> _Supplied entries_
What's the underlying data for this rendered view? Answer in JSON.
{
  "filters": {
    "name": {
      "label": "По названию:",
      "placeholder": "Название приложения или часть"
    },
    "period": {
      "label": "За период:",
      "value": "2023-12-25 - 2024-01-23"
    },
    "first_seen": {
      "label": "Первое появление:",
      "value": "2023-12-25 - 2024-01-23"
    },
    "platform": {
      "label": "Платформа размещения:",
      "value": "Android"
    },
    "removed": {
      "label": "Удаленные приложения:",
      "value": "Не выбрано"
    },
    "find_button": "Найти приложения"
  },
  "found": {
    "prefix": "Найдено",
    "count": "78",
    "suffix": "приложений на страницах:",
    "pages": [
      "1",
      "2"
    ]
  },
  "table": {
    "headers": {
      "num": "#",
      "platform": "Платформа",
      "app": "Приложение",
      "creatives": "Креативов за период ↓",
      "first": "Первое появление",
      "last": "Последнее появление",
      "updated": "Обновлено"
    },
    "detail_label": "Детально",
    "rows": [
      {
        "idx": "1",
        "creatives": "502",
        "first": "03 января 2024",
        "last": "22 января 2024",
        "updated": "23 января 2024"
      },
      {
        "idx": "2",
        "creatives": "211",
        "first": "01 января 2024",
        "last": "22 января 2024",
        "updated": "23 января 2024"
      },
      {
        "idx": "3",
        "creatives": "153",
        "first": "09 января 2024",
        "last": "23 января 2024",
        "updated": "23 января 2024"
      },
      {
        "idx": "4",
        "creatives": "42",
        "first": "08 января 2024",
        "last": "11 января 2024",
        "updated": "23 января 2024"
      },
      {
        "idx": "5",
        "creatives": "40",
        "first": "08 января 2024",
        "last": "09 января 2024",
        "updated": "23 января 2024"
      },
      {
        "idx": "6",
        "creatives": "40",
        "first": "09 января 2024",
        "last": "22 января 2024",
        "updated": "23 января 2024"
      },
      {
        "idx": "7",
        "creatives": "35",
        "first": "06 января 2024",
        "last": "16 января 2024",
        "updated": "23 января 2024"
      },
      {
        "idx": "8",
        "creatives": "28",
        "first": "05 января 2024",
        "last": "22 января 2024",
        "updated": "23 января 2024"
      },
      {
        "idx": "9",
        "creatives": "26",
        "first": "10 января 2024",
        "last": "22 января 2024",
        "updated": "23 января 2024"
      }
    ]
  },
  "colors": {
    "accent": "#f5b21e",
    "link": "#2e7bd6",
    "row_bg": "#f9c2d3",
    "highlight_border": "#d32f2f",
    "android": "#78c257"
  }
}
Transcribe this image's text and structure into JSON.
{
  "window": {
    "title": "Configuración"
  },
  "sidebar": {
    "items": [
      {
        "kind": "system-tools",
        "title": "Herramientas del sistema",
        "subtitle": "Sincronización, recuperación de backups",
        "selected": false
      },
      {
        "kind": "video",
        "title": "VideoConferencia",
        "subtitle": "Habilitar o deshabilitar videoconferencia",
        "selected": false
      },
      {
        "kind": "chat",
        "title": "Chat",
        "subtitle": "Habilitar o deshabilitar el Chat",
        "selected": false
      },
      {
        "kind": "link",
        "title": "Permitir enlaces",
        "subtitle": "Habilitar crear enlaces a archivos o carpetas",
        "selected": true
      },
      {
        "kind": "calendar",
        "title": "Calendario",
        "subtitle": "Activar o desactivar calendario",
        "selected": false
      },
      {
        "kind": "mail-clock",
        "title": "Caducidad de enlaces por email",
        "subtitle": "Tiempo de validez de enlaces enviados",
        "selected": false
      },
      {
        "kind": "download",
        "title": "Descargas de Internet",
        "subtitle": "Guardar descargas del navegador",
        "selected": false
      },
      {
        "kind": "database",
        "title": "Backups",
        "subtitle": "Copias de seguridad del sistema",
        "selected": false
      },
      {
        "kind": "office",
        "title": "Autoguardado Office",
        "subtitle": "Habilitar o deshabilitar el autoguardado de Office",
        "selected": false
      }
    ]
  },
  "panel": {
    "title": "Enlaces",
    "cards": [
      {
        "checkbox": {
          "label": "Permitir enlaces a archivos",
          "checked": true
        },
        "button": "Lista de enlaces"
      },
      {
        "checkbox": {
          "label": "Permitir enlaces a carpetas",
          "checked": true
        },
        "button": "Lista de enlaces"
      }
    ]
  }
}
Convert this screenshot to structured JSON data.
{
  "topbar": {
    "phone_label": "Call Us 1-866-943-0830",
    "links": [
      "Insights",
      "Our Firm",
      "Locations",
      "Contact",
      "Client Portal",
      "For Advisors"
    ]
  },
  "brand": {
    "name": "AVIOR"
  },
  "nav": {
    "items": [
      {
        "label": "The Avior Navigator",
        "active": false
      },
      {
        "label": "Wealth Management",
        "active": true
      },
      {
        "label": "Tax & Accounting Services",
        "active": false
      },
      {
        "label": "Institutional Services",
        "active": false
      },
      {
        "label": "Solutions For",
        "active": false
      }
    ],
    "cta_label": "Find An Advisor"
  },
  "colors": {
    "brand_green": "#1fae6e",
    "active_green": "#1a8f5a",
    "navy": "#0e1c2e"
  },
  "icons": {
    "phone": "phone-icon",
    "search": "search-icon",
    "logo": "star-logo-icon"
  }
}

> _Task details_
Show all lines from the listing above in which "Services" appears.

> _Solution to this problem_
        "label": "Tax & Accounting Services",
        "label": "Institutional Services",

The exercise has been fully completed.